---------- INFORMATION SUPPLIED ----------

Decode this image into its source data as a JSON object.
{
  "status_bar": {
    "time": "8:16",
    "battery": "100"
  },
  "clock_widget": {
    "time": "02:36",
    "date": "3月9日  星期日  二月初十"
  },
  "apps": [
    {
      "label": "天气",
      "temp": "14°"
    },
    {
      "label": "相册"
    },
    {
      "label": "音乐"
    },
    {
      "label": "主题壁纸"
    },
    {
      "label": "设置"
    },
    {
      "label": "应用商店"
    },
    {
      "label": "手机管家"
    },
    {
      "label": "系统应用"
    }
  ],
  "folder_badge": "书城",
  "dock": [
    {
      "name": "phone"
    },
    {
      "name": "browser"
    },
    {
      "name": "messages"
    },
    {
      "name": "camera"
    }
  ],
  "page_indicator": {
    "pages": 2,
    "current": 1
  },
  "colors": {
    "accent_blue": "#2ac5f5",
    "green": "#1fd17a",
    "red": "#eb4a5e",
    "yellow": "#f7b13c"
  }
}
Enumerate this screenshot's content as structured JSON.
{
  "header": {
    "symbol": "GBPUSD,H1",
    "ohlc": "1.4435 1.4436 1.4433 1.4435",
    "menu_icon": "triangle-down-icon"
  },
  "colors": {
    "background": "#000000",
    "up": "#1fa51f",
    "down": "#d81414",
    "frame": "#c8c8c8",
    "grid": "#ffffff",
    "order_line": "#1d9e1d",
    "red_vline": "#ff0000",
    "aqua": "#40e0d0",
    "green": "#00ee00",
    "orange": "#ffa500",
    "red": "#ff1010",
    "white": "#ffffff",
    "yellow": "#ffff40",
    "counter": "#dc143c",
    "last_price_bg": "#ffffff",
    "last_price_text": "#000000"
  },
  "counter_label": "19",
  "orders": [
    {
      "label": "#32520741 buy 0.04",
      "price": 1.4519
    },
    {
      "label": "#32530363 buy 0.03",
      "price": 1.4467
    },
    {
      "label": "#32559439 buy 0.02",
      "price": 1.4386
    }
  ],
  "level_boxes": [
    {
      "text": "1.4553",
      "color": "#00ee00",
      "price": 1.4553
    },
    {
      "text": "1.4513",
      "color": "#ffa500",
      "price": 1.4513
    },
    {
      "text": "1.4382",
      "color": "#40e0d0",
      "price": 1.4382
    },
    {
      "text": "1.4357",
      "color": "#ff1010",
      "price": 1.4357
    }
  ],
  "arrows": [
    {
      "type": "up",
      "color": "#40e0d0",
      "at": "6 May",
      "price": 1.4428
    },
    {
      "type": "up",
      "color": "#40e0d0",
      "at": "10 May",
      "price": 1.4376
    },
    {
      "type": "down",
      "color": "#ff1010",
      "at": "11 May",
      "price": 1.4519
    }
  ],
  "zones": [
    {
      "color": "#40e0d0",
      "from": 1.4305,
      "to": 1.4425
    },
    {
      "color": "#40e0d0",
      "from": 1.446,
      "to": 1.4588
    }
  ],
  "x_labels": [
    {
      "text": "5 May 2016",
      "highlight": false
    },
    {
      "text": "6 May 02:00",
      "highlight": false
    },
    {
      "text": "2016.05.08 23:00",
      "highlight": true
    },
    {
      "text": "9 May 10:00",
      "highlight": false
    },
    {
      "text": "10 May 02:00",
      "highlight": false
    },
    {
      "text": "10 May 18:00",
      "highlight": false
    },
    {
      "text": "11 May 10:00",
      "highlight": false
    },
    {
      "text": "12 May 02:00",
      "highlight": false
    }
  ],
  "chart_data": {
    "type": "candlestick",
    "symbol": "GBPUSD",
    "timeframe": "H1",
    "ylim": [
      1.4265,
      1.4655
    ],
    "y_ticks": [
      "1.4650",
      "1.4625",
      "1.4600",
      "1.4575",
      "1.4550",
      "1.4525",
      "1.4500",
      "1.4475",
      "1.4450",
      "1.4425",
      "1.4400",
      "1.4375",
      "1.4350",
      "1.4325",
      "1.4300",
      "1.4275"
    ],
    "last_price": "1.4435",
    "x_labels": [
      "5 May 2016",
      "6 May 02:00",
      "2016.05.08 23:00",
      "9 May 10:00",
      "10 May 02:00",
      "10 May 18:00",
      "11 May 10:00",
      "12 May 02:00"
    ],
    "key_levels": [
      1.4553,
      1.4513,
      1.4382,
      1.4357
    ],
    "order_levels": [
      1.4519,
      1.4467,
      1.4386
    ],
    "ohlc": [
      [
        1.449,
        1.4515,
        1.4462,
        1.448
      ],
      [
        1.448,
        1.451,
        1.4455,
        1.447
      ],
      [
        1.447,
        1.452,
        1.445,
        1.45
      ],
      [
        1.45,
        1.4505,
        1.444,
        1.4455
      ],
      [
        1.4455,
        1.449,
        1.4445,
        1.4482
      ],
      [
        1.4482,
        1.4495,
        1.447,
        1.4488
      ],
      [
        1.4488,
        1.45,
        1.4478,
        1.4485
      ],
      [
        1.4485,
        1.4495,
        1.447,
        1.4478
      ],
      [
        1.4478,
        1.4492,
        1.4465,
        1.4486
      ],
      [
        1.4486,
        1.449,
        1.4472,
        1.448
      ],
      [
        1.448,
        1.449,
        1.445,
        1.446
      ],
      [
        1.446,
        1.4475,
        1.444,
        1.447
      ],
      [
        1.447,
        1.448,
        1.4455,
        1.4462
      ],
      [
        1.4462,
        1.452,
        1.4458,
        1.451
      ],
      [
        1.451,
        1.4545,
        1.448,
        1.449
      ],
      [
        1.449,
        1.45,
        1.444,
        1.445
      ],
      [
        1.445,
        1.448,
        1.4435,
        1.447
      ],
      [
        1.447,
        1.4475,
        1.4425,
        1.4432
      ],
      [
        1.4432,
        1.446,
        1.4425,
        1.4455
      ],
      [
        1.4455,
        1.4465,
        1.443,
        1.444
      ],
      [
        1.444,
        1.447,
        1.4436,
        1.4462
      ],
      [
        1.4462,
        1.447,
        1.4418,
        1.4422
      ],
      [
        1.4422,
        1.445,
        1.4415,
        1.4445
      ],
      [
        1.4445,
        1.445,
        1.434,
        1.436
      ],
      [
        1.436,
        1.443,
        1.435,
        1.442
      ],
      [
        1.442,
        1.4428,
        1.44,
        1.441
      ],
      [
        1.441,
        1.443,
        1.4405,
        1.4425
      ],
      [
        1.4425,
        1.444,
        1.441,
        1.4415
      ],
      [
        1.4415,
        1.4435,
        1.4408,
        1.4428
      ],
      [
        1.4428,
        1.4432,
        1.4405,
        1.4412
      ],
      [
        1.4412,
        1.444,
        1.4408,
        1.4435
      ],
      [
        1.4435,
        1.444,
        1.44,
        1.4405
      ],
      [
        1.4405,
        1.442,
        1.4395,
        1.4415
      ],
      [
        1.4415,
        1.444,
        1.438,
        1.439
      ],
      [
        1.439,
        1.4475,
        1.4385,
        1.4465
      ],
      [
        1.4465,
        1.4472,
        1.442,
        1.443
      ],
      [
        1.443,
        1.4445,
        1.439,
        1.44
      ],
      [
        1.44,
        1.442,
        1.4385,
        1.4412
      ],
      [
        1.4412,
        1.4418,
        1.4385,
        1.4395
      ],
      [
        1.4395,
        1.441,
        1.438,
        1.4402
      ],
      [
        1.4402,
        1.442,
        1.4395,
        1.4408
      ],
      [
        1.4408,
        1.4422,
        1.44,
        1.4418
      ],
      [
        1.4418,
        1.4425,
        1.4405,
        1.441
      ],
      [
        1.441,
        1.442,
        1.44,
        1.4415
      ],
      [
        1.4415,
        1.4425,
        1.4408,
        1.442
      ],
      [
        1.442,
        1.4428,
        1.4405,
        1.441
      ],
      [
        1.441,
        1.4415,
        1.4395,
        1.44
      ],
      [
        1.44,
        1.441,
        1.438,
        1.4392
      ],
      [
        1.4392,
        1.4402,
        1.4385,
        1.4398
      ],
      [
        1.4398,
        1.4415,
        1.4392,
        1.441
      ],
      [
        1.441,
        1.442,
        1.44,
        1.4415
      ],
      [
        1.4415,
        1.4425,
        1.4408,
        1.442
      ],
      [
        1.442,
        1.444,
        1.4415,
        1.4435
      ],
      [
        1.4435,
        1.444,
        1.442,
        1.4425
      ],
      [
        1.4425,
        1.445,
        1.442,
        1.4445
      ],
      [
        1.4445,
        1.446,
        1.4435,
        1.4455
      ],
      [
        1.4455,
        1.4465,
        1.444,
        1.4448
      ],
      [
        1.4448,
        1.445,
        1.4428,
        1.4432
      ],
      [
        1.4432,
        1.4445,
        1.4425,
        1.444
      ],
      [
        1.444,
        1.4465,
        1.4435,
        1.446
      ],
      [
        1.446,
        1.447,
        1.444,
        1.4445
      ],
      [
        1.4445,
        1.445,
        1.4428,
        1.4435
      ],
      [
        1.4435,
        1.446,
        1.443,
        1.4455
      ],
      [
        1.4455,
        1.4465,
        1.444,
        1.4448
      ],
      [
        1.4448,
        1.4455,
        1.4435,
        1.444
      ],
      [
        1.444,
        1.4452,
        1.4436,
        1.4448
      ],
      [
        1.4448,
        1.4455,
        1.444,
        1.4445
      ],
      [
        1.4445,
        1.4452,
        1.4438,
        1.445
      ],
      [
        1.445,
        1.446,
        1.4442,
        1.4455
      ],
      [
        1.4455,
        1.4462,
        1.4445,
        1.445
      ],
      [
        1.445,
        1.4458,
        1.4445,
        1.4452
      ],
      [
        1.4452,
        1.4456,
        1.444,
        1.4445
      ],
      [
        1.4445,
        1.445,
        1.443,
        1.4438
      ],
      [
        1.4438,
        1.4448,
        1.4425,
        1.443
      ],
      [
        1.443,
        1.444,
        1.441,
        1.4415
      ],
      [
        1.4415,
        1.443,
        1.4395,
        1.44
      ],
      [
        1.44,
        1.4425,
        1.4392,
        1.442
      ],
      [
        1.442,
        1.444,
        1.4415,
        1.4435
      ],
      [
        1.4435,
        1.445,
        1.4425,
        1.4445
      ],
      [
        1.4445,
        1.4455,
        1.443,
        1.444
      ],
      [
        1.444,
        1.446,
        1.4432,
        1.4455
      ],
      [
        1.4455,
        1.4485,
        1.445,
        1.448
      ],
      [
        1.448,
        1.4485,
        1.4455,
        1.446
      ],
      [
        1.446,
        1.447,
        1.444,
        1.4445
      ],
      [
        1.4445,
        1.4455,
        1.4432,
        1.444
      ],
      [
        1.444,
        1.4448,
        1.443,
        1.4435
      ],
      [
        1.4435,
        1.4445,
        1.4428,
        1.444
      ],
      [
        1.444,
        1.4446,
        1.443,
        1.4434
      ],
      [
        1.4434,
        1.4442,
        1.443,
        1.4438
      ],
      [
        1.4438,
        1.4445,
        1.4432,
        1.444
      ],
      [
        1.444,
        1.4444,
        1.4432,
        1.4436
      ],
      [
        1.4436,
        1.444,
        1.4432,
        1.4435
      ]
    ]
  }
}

----------

● **TASK DIRECTIONS**: List the lines of the material in which the word "this" occurs.

● **ANSWER TO THE TASK**:
Decode this image into its source data as a JSON object.
Enumerate this screenshot's content as structured JSON.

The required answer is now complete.